▶
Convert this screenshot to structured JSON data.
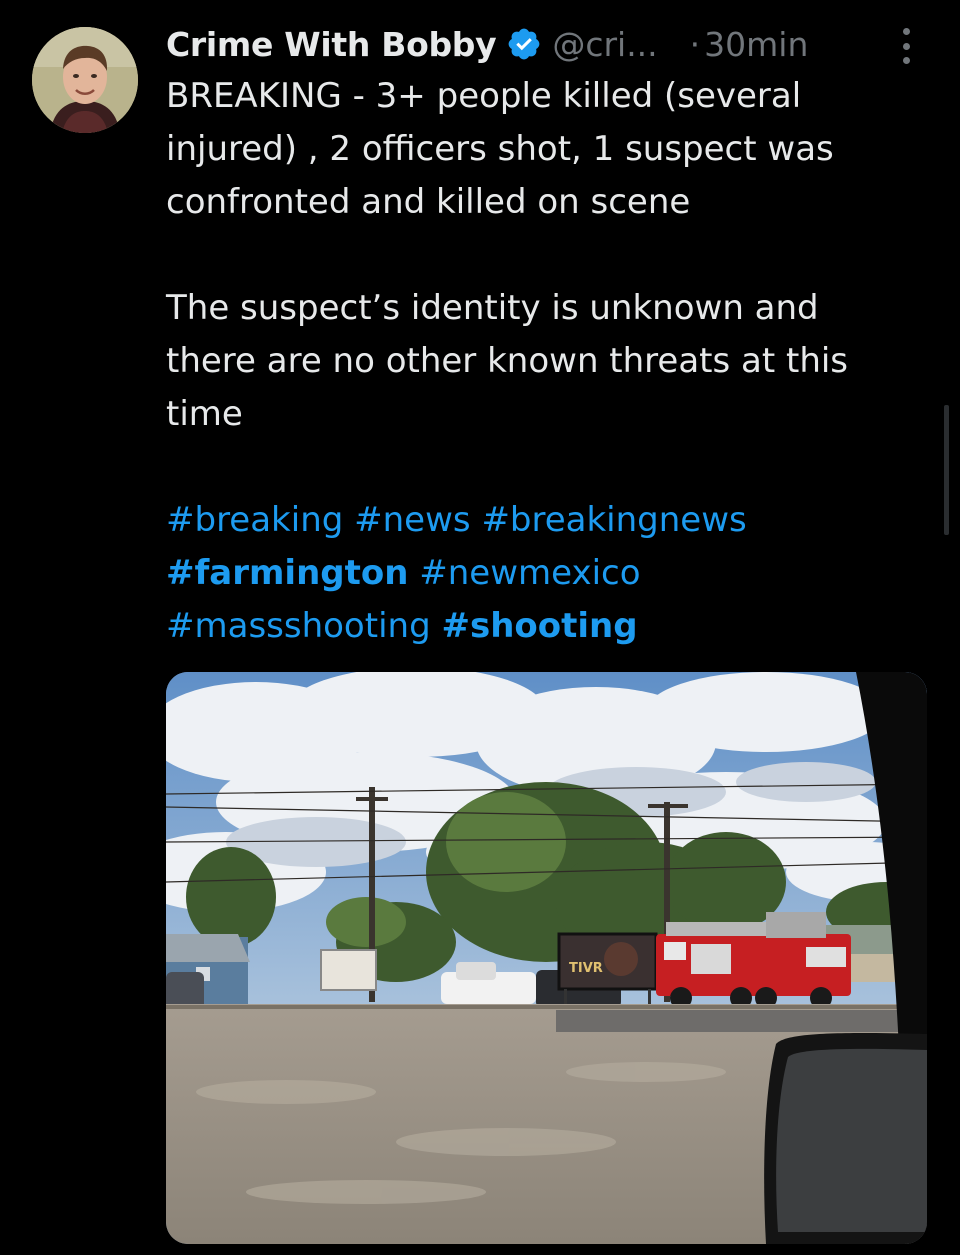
{
  "tweet": {
    "author": {
      "display_name": "Crime With Bobby",
      "handle": "@cri...",
      "verified": true
    },
    "separator": "·",
    "timestamp": "30min",
    "lines": [
      "BREAKING - 3+ people killed (several",
      "injured) , 2 officers shot, 1 suspect was",
      "confronted and killed on scene"
    ],
    "lines2": [
      "The suspect’s identity is unknown and",
      "there are no other known threats at this",
      "time"
    ],
    "hashtags": {
      "breaking": "#breaking",
      "news": "#news",
      "breakingnews": "#breakingnews",
      "farmington": "#farmington",
      "newmexico": "#newmexico",
      "massshooting": "#massshooting",
      "shooting": "#shooting"
    },
    "media": {
      "description_icon": "photo"
    }
  },
  "colors": {
    "background": "#000000",
    "text": "#e7e9ea",
    "secondary": "#71767b",
    "accent": "#1d9bf0"
  },
  "icons": {
    "verified": "verified-badge-icon",
    "more": "more-options-icon"
  }
}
◀
Search the data for the string "this" and copy each line where it appears.

Reply to the exercise:
Convert this screenshot to structured JSON data.
      "there are no other known threats at this",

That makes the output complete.